Rewrite every item below with "clouds" changed to "cloud bank" and everything else left as it is. Leave the pictures out of your answer.

[Start DATA SUPPLIED]

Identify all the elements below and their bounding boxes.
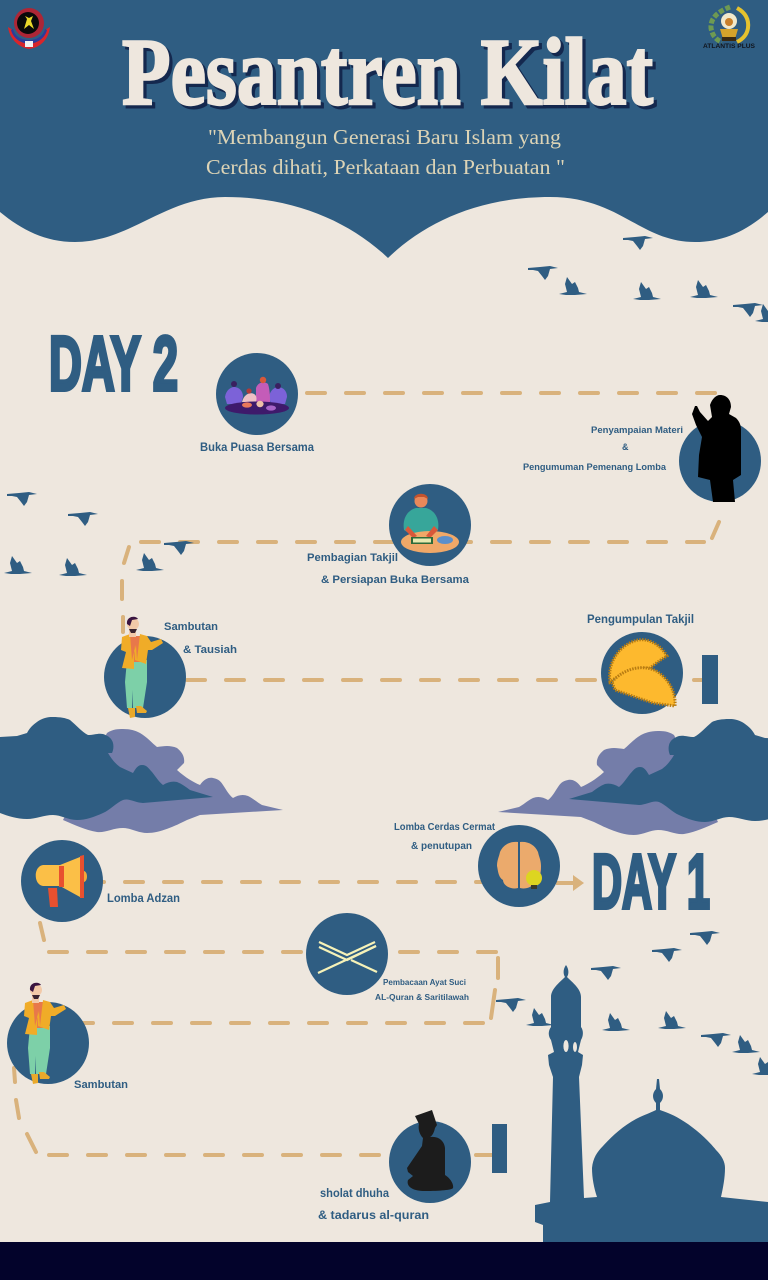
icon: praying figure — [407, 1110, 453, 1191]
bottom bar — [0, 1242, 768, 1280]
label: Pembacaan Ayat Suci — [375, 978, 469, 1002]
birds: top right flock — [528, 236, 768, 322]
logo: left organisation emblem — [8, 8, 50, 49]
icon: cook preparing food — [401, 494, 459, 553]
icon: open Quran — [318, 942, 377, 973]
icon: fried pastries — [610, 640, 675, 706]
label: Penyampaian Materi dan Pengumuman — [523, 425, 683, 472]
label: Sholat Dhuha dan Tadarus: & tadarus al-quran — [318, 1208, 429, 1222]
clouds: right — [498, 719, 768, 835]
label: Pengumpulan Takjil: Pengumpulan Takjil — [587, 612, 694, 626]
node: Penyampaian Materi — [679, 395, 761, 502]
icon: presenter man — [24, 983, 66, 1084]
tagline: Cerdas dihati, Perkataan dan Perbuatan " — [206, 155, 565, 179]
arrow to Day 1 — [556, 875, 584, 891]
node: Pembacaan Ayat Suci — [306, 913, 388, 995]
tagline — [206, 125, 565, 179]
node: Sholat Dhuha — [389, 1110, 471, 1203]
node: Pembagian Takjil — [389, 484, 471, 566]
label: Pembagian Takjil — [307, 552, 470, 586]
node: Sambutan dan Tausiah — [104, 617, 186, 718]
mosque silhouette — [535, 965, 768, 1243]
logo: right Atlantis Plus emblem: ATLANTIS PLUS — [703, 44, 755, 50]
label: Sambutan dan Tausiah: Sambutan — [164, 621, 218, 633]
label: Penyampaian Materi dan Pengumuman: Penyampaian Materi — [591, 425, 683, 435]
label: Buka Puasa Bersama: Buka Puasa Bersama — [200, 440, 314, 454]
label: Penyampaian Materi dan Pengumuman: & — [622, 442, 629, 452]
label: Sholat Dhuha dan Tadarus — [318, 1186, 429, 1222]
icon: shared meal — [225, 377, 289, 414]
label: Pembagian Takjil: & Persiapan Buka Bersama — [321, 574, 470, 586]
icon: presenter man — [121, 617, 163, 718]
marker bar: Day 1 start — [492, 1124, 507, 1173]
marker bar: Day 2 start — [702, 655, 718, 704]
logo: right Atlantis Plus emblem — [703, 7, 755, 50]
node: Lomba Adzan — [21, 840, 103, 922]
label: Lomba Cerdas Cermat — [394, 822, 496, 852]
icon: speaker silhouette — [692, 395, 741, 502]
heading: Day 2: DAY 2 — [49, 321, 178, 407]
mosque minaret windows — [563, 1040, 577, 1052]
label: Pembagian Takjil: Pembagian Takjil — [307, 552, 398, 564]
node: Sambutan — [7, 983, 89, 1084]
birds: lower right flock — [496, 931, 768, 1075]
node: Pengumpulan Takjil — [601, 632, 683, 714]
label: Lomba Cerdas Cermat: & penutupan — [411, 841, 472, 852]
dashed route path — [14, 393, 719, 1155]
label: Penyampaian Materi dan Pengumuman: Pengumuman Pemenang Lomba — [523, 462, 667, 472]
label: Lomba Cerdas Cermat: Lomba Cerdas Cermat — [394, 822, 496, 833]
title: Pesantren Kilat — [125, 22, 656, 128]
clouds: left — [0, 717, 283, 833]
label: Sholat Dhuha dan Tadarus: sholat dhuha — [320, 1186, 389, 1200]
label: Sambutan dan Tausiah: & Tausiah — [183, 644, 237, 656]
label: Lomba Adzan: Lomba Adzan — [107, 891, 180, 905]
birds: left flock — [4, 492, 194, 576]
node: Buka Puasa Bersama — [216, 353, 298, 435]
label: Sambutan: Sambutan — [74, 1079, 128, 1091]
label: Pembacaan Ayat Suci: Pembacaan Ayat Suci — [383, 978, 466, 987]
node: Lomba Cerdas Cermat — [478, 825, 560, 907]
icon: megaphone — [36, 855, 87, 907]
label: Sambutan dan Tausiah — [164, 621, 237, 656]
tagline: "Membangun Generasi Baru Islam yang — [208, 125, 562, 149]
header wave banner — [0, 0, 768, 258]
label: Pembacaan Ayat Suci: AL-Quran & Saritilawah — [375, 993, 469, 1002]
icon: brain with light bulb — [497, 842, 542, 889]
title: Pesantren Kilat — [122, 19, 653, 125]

[End DATA SUPPLIED]

**WRITTEN ANSWER**
Identify all the elements below and their bounding boxes.
icon: praying figure — [407, 1110, 453, 1191]
bottom bar — [0, 1242, 768, 1280]
label: Pembacaan Ayat Suci — [375, 978, 469, 1002]
birds: top right flock — [528, 236, 768, 322]
logo: left organisation emblem — [8, 8, 50, 49]
icon: cook preparing food — [401, 494, 459, 553]
icon: open Quran — [318, 942, 377, 973]
icon: fried pastries — [610, 640, 675, 706]
label: Penyampaian Materi dan Pengumuman — [523, 425, 683, 472]
label: Sholat Dhuha dan Tadarus: & tadarus al-quran — [318, 1208, 429, 1222]
cloud bank: right — [498, 719, 768, 835]
label: Pengumpulan Takjil: Pengumpulan Takjil — [587, 612, 694, 626]
node: Penyampaian Materi — [679, 395, 761, 502]
icon: presenter man — [24, 983, 66, 1084]
tagline: Cerdas dihati, Perkataan dan Perbuatan " — [206, 155, 565, 179]
arrow to Day 1 — [556, 875, 584, 891]
node: Pembacaan Ayat Suci — [306, 913, 388, 995]
tagline — [206, 125, 565, 179]
node: Sholat Dhuha — [389, 1110, 471, 1203]
node: Pembagian Takjil — [389, 484, 471, 566]
label: Pembagian Takjil — [307, 552, 470, 586]
node: Sambutan dan Tausiah — [104, 617, 186, 718]
mosque silhouette — [535, 965, 768, 1243]
logo: right Atlantis Plus emblem: ATLANTIS PLUS — [703, 44, 755, 50]
label: Sambutan dan Tausiah: Sambutan — [164, 621, 218, 633]
label: Penyampaian Materi dan Pengumuman: Penyampaian Materi — [591, 425, 683, 435]
label: Buka Puasa Bersama: Buka Puasa Bersama — [200, 440, 314, 454]
label: Penyampaian Materi dan Pengumuman: & — [622, 442, 629, 452]
label: Sholat Dhuha dan Tadarus — [318, 1186, 429, 1222]
icon: shared meal — [225, 377, 289, 414]
label: Pembagian Takjil: & Persiapan Buka Bersama — [321, 574, 470, 586]
icon: presenter man — [121, 617, 163, 718]
marker bar: Day 1 start — [492, 1124, 507, 1173]
marker bar: Day 2 start — [702, 655, 718, 704]
logo: right Atlantis Plus emblem — [703, 7, 755, 50]
node: Lomba Adzan — [21, 840, 103, 922]
label: Lomba Cerdas Cermat — [394, 822, 496, 852]
icon: speaker silhouette — [692, 395, 741, 502]
heading: Day 2: DAY 2 — [49, 321, 178, 407]
mosque minaret windows — [563, 1040, 577, 1052]
label: Pembagian Takjil: Pembagian Takjil — [307, 552, 398, 564]
node: Sambutan — [7, 983, 89, 1084]
birds: lower right flock — [496, 931, 768, 1075]
node: Pengumpulan Takjil — [601, 632, 683, 714]
label: Lomba Cerdas Cermat: & penutupan — [411, 841, 472, 852]
dashed route path — [14, 393, 719, 1155]
label: Penyampaian Materi dan Pengumuman: Pengumuman Pemenang Lomba — [523, 462, 667, 472]
label: Lomba Cerdas Cermat: Lomba Cerdas Cermat — [394, 822, 496, 833]
title: Pesantren Kilat — [125, 22, 656, 128]
cloud bank: left — [0, 717, 283, 833]
label: Sholat Dhuha dan Tadarus: sholat dhuha — [320, 1186, 389, 1200]
label: Sambutan dan Tausiah: & Tausiah — [183, 644, 237, 656]
label: Lomba Adzan: Lomba Adzan — [107, 891, 180, 905]
birds: left flock — [4, 492, 194, 576]
node: Buka Puasa Bersama — [216, 353, 298, 435]
label: Sambutan: Sambutan — [74, 1079, 128, 1091]
label: Pembacaan Ayat Suci: Pembacaan Ayat Suci — [383, 978, 466, 987]
node: Lomba Cerdas Cermat — [478, 825, 560, 907]
icon: megaphone — [36, 855, 87, 907]
label: Sambutan dan Tausiah — [164, 621, 237, 656]
tagline: "Membangun Generasi Baru Islam yang — [208, 125, 562, 149]
header wave banner — [0, 0, 768, 258]
label: Pembacaan Ayat Suci: AL-Quran & Saritilawah — [375, 993, 469, 1002]
icon: brain with light bulb — [497, 842, 542, 889]
title: Pesantren Kilat — [122, 19, 653, 125]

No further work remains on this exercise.